---- Records to use
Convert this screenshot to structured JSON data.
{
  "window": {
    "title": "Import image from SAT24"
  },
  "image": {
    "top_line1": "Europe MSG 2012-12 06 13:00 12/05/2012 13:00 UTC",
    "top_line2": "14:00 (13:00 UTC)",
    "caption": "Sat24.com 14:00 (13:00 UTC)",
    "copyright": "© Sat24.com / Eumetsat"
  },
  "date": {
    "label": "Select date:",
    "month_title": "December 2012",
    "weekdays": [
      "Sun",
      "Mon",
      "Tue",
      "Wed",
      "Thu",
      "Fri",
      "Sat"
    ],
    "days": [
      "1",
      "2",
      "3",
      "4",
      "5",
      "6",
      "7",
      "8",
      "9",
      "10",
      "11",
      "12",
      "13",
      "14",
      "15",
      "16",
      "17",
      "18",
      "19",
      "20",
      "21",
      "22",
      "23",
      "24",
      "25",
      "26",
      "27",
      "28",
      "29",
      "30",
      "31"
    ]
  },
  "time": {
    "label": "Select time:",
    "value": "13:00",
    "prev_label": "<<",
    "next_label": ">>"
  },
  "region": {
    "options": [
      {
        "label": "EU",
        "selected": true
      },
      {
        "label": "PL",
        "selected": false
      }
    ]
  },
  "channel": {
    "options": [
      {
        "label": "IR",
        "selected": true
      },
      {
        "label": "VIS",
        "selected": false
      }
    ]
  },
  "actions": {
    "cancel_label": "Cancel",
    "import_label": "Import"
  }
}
--------
Problem: Which lines of the data include "image"? Copy each of them.

Expected answer:
    "title": "Import image from SAT24"
  "image": {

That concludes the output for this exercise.